[Records]

>> START

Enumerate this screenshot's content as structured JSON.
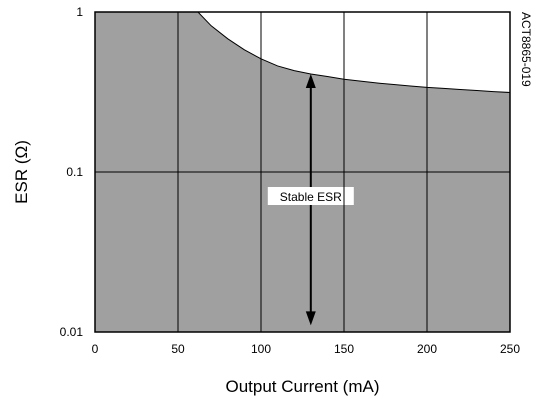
{
  "chart_data": {
    "type": "area",
    "xlabel": "Output Current (mA)",
    "ylabel": "ESR (Ω)",
    "xlim": [
      0,
      250
    ],
    "ylim": [
      0.01,
      1
    ],
    "y_scale": "log",
    "grid": true,
    "x_ticks": [
      {
        "value": 0,
        "label": "0"
      },
      {
        "value": 50,
        "label": "50"
      },
      {
        "value": 100,
        "label": "100"
      },
      {
        "value": 150,
        "label": "150"
      },
      {
        "value": 200,
        "label": "200"
      },
      {
        "value": 250,
        "label": "250"
      }
    ],
    "y_ticks": [
      {
        "value": 1,
        "label": "1"
      },
      {
        "value": 0.1,
        "label": "0.1"
      },
      {
        "value": 0.01,
        "label": "0.01"
      }
    ],
    "series": [
      {
        "x": [
          62,
          70,
          80,
          90,
          100,
          110,
          120,
          130,
          140,
          150,
          160,
          170,
          180,
          190,
          200,
          210,
          220,
          230,
          240,
          250
        ],
        "y": [
          1.0,
          0.82,
          0.68,
          0.58,
          0.51,
          0.46,
          0.43,
          0.41,
          0.395,
          0.38,
          0.37,
          0.36,
          0.352,
          0.345,
          0.338,
          0.333,
          0.328,
          0.323,
          0.318,
          0.314
        ]
      }
    ],
    "fill_color": "#a0a0a0",
    "annotations": [
      {
        "text": "Stable ESR",
        "x": 130,
        "y": 0.1,
        "arrow_from": 0.41,
        "arrow_to": 0.011
      }
    ],
    "figure_id": "ACT8865-019"
  }
}
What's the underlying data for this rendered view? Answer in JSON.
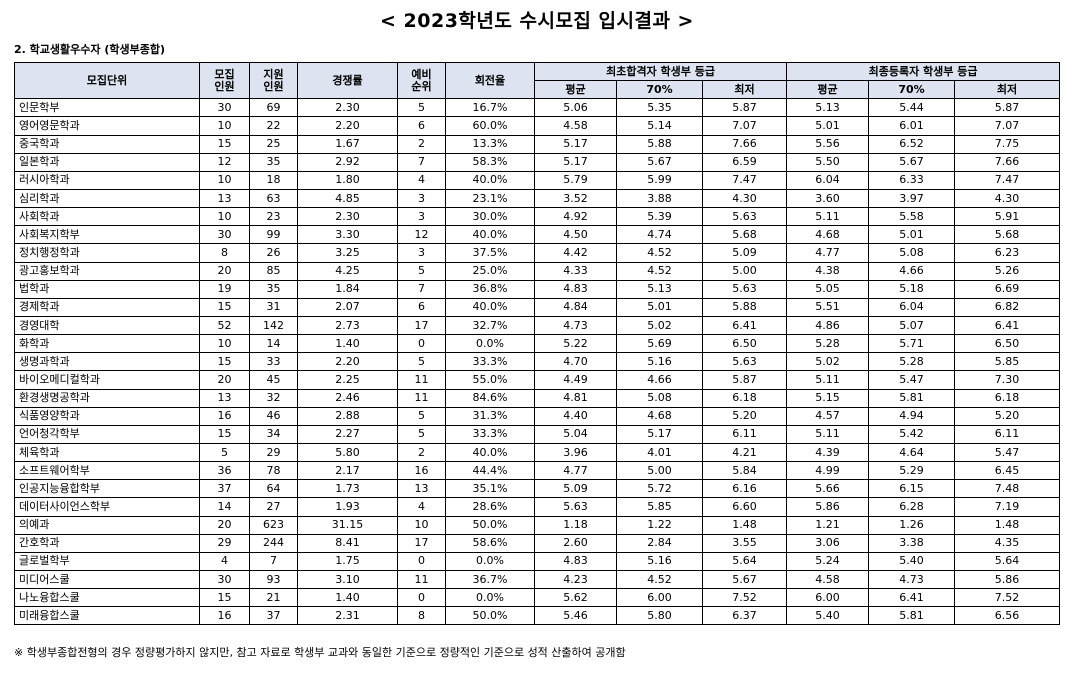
{
  "title": "< 2023학년도 수시모집 입시결과 >",
  "subtitle": "2. 학교생활우수자 (학생부종합)",
  "headers": {
    "unit": "모집단위",
    "quota": "모집\n인원",
    "applicants": "지원\n인원",
    "ratio": "경쟁률",
    "reserve": "예비\n순위",
    "turnover": "회전율",
    "group1": "최초합격자 학생부 등급",
    "group2": "최종등록자 학생부 등급",
    "avg": "평균",
    "p70": "70%",
    "min": "최저"
  },
  "rows": [
    [
      "인문학부",
      "30",
      "69",
      "2.30",
      "5",
      "16.7%",
      "5.06",
      "5.35",
      "5.87",
      "5.13",
      "5.44",
      "5.87"
    ],
    [
      "영어영문학과",
      "10",
      "22",
      "2.20",
      "6",
      "60.0%",
      "4.58",
      "5.14",
      "7.07",
      "5.01",
      "6.01",
      "7.07"
    ],
    [
      "중국학과",
      "15",
      "25",
      "1.67",
      "2",
      "13.3%",
      "5.17",
      "5.88",
      "7.66",
      "5.56",
      "6.52",
      "7.75"
    ],
    [
      "일본학과",
      "12",
      "35",
      "2.92",
      "7",
      "58.3%",
      "5.17",
      "5.67",
      "6.59",
      "5.50",
      "5.67",
      "7.66"
    ],
    [
      "러시아학과",
      "10",
      "18",
      "1.80",
      "4",
      "40.0%",
      "5.79",
      "5.99",
      "7.47",
      "6.04",
      "6.33",
      "7.47"
    ],
    [
      "심리학과",
      "13",
      "63",
      "4.85",
      "3",
      "23.1%",
      "3.52",
      "3.88",
      "4.30",
      "3.60",
      "3.97",
      "4.30"
    ],
    [
      "사회학과",
      "10",
      "23",
      "2.30",
      "3",
      "30.0%",
      "4.92",
      "5.39",
      "5.63",
      "5.11",
      "5.58",
      "5.91"
    ],
    [
      "사회복지학부",
      "30",
      "99",
      "3.30",
      "12",
      "40.0%",
      "4.50",
      "4.74",
      "5.68",
      "4.68",
      "5.01",
      "5.68"
    ],
    [
      "정치행정학과",
      "8",
      "26",
      "3.25",
      "3",
      "37.5%",
      "4.42",
      "4.52",
      "5.09",
      "4.77",
      "5.08",
      "6.23"
    ],
    [
      "광고홍보학과",
      "20",
      "85",
      "4.25",
      "5",
      "25.0%",
      "4.33",
      "4.52",
      "5.00",
      "4.38",
      "4.66",
      "5.26"
    ],
    [
      "법학과",
      "19",
      "35",
      "1.84",
      "7",
      "36.8%",
      "4.83",
      "5.13",
      "5.63",
      "5.05",
      "5.18",
      "6.69"
    ],
    [
      "경제학과",
      "15",
      "31",
      "2.07",
      "6",
      "40.0%",
      "4.84",
      "5.01",
      "5.88",
      "5.51",
      "6.04",
      "6.82"
    ],
    [
      "경영대학",
      "52",
      "142",
      "2.73",
      "17",
      "32.7%",
      "4.73",
      "5.02",
      "6.41",
      "4.86",
      "5.07",
      "6.41"
    ],
    [
      "화학과",
      "10",
      "14",
      "1.40",
      "0",
      "0.0%",
      "5.22",
      "5.69",
      "6.50",
      "5.28",
      "5.71",
      "6.50"
    ],
    [
      "생명과학과",
      "15",
      "33",
      "2.20",
      "5",
      "33.3%",
      "4.70",
      "5.16",
      "5.63",
      "5.02",
      "5.28",
      "5.85"
    ],
    [
      "바이오메디컬학과",
      "20",
      "45",
      "2.25",
      "11",
      "55.0%",
      "4.49",
      "4.66",
      "5.87",
      "5.11",
      "5.47",
      "7.30"
    ],
    [
      "환경생명공학과",
      "13",
      "32",
      "2.46",
      "11",
      "84.6%",
      "4.81",
      "5.08",
      "6.18",
      "5.15",
      "5.81",
      "6.18"
    ],
    [
      "식품영양학과",
      "16",
      "46",
      "2.88",
      "5",
      "31.3%",
      "4.40",
      "4.68",
      "5.20",
      "4.57",
      "4.94",
      "5.20"
    ],
    [
      "언어청각학부",
      "15",
      "34",
      "2.27",
      "5",
      "33.3%",
      "5.04",
      "5.17",
      "6.11",
      "5.11",
      "5.42",
      "6.11"
    ],
    [
      "체육학과",
      "5",
      "29",
      "5.80",
      "2",
      "40.0%",
      "3.96",
      "4.01",
      "4.21",
      "4.39",
      "4.64",
      "5.47"
    ],
    [
      "소프트웨어학부",
      "36",
      "78",
      "2.17",
      "16",
      "44.4%",
      "4.77",
      "5.00",
      "5.84",
      "4.99",
      "5.29",
      "6.45"
    ],
    [
      "인공지능융합학부",
      "37",
      "64",
      "1.73",
      "13",
      "35.1%",
      "5.09",
      "5.72",
      "6.16",
      "5.66",
      "6.15",
      "7.48"
    ],
    [
      "데이터사이언스학부",
      "14",
      "27",
      "1.93",
      "4",
      "28.6%",
      "5.63",
      "5.85",
      "6.60",
      "5.86",
      "6.28",
      "7.19"
    ],
    [
      "의예과",
      "20",
      "623",
      "31.15",
      "10",
      "50.0%",
      "1.18",
      "1.22",
      "1.48",
      "1.21",
      "1.26",
      "1.48"
    ],
    [
      "간호학과",
      "29",
      "244",
      "8.41",
      "17",
      "58.6%",
      "2.60",
      "2.84",
      "3.55",
      "3.06",
      "3.38",
      "4.35"
    ],
    [
      "글로벌학부",
      "4",
      "7",
      "1.75",
      "0",
      "0.0%",
      "4.83",
      "5.16",
      "5.64",
      "5.24",
      "5.40",
      "5.64"
    ],
    [
      "미디어스쿨",
      "30",
      "93",
      "3.10",
      "11",
      "36.7%",
      "4.23",
      "4.52",
      "5.67",
      "4.58",
      "4.73",
      "5.86"
    ],
    [
      "나노융합스쿨",
      "15",
      "21",
      "1.40",
      "0",
      "0.0%",
      "5.62",
      "6.00",
      "7.52",
      "6.00",
      "6.41",
      "7.52"
    ],
    [
      "미래융합스쿨",
      "16",
      "37",
      "2.31",
      "8",
      "50.0%",
      "5.46",
      "5.80",
      "6.37",
      "5.40",
      "5.81",
      "6.56"
    ]
  ],
  "footnote": "※ 학생부종합전형의 경우 정량평가하지 않지만, 참고 자료로 학생부 교과와 동일한 기준으로 정량적인 기준으로 성적 산출하여 공개함"
}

>> END

> **Requirement**: Only lines with the string "value" belong in your answer; copy each one.

> **Reply to the task**:
        "value": 0,
        "value": 50,
        "value": 100,
        "value": 150,
        "value": 200,
        "value": 250,
        "value": 1,
        "value": 0.1,
        "value": 0.01,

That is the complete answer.